THE REQUEST: Pull out every line of the listing below where "this" appears.

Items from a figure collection
+++++

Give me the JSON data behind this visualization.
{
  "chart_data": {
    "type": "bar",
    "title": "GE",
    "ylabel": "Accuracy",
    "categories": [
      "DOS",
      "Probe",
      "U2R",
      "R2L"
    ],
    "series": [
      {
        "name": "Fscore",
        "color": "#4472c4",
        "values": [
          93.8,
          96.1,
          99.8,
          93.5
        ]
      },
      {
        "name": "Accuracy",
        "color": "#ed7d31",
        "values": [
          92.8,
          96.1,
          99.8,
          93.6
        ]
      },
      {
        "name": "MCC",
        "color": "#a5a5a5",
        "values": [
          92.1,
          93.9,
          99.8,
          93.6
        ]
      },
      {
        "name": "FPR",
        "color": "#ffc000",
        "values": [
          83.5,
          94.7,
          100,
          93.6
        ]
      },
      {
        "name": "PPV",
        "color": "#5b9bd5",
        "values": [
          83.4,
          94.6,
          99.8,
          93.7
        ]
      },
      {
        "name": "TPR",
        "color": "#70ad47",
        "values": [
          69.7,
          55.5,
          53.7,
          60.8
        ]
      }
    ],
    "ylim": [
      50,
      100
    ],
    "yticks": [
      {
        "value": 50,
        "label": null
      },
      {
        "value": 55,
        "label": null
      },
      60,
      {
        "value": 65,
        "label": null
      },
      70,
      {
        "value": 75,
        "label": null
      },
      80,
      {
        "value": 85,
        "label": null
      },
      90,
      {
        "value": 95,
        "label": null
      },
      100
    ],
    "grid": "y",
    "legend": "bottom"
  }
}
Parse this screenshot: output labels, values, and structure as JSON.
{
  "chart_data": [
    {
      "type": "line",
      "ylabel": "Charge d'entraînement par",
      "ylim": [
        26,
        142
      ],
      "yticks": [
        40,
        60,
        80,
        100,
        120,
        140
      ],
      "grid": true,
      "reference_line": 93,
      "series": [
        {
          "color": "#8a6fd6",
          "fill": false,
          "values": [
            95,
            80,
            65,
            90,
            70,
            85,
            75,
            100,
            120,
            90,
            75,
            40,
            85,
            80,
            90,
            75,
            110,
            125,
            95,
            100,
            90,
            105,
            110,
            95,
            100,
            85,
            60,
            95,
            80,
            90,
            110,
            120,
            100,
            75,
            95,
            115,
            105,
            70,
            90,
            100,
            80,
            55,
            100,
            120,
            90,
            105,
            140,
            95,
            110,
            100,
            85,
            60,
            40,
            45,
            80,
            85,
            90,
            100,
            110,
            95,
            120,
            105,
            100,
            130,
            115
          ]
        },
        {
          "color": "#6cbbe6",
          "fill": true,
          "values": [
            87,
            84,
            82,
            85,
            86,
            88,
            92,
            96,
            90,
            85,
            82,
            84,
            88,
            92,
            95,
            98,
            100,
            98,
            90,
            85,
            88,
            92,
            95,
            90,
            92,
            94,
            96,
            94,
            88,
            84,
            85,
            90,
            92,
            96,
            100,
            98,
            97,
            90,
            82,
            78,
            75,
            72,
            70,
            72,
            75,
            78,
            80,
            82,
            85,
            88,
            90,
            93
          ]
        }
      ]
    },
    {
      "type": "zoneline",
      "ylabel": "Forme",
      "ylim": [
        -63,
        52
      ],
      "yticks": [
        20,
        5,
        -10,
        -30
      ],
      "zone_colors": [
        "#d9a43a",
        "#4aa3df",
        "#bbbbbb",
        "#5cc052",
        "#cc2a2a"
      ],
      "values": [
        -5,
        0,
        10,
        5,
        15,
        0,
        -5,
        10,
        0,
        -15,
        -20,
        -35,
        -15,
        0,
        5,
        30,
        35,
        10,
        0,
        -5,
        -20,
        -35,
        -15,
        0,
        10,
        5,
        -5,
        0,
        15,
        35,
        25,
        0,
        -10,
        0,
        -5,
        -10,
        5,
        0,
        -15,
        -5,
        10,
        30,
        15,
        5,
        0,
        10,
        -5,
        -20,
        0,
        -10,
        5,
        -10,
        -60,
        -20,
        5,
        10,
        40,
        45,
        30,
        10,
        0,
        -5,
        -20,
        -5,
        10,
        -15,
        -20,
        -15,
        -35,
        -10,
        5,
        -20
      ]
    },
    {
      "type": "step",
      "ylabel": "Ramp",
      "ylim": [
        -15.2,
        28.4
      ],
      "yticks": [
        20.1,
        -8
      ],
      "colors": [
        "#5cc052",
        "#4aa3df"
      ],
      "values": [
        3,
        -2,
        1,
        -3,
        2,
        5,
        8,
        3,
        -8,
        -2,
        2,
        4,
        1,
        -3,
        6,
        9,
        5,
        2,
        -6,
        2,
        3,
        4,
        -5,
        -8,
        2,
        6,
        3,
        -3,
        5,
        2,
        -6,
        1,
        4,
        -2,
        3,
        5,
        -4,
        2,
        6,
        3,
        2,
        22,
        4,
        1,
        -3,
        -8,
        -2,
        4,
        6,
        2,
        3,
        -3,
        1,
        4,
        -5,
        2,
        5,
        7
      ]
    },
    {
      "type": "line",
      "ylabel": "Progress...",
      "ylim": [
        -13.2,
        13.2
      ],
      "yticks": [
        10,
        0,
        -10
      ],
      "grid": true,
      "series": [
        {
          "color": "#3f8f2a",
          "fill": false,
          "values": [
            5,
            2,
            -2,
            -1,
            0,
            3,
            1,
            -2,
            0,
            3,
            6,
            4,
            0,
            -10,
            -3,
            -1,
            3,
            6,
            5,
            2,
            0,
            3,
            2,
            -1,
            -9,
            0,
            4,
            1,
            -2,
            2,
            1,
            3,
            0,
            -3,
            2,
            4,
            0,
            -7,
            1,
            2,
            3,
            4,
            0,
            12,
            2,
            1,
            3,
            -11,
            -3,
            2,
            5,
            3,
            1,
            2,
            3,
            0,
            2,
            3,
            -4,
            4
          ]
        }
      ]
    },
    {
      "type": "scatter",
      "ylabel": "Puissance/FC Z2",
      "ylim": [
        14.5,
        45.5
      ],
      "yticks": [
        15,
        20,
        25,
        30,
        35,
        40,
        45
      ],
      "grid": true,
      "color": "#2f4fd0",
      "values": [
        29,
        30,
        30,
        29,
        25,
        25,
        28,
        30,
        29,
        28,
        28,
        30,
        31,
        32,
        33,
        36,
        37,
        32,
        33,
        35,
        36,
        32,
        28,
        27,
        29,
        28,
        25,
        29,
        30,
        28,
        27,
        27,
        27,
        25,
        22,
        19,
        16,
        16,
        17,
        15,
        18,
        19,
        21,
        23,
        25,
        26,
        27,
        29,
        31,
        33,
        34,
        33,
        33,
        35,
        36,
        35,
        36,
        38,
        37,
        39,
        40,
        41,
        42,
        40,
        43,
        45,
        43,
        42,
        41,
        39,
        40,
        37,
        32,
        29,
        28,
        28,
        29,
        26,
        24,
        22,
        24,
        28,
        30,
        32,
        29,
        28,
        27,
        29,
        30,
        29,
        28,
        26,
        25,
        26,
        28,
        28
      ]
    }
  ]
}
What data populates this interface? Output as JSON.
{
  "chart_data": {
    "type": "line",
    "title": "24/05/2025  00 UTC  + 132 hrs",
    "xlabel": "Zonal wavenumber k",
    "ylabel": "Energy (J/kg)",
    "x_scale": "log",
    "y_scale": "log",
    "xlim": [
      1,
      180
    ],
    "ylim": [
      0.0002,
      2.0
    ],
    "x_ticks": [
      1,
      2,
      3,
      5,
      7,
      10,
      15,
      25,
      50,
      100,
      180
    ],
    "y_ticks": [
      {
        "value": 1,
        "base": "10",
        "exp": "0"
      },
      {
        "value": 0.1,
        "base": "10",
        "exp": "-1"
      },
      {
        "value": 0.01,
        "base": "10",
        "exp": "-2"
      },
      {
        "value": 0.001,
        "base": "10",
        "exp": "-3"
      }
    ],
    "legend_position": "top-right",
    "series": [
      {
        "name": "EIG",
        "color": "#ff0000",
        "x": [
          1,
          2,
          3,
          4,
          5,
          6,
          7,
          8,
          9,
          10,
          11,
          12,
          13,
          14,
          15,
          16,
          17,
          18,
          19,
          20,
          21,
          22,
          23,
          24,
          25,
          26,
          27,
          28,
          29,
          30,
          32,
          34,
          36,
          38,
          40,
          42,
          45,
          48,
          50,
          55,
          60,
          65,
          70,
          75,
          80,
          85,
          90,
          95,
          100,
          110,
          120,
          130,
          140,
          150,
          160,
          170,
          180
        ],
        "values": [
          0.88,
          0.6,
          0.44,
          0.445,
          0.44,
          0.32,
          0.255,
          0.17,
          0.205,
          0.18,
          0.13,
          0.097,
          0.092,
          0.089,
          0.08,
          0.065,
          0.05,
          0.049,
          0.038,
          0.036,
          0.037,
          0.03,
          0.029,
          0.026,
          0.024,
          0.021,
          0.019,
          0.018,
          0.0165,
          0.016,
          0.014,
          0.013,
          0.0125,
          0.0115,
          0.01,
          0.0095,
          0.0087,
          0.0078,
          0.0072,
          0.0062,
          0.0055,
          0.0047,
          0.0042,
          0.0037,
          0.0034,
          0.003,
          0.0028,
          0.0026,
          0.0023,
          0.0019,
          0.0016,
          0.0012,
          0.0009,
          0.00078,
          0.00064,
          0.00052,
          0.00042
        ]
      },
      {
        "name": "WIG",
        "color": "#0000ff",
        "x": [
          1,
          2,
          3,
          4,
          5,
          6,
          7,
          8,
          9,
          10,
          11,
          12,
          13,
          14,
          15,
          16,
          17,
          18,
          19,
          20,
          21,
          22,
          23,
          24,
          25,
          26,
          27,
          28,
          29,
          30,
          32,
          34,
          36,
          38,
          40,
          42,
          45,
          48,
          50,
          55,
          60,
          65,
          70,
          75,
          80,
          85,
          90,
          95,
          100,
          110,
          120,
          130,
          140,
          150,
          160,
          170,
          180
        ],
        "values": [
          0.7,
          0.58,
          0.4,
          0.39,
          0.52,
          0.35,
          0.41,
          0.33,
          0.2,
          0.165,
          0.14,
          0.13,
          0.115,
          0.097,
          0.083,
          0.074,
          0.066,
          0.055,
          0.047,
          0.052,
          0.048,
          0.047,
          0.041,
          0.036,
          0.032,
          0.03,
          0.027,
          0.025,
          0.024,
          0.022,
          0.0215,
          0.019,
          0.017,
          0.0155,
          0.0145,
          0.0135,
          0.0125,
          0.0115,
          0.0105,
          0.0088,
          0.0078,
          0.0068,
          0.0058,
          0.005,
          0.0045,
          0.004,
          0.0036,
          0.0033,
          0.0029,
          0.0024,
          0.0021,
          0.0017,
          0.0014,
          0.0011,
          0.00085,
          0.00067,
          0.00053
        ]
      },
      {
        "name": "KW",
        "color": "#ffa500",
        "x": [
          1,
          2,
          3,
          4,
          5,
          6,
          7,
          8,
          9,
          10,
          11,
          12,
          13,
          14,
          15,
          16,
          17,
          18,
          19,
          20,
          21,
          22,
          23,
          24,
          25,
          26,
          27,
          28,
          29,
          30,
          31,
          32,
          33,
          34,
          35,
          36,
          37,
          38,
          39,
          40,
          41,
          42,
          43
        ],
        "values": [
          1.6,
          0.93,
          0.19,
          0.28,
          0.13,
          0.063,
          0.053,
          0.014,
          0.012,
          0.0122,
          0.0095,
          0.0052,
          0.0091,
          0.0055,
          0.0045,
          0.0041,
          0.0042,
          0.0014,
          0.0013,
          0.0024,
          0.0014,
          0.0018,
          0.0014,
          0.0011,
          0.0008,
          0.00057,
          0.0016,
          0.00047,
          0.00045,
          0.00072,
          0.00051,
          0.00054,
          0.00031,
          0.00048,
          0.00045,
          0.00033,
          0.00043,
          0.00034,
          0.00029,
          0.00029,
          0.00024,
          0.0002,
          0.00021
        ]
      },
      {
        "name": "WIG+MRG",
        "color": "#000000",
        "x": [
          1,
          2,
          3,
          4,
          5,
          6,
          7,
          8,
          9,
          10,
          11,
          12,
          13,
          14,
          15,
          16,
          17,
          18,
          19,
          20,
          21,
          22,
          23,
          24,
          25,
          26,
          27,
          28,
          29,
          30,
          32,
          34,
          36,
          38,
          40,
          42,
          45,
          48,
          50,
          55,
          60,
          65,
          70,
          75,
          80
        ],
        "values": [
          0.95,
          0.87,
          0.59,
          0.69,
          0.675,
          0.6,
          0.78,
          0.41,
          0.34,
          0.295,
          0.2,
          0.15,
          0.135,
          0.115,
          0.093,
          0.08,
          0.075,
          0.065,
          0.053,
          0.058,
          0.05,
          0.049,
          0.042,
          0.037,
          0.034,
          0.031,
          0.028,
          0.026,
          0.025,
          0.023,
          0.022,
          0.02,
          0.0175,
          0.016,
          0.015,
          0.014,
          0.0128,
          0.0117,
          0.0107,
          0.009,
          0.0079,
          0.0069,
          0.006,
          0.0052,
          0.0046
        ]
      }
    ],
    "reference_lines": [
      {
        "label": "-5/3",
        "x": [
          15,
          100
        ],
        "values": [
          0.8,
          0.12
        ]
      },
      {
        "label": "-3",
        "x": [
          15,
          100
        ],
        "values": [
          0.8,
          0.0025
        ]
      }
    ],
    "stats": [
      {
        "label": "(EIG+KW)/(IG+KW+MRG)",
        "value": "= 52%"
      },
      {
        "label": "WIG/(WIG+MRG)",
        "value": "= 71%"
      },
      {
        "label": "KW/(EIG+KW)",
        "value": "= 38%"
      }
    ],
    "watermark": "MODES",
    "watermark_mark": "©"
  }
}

+++++

EXERCISE OUTPUT:
Give me the JSON data behind this visualization.
Parse this screenshot: output labels, values, and structure as JSON.
What data populates this interface? Output as JSON.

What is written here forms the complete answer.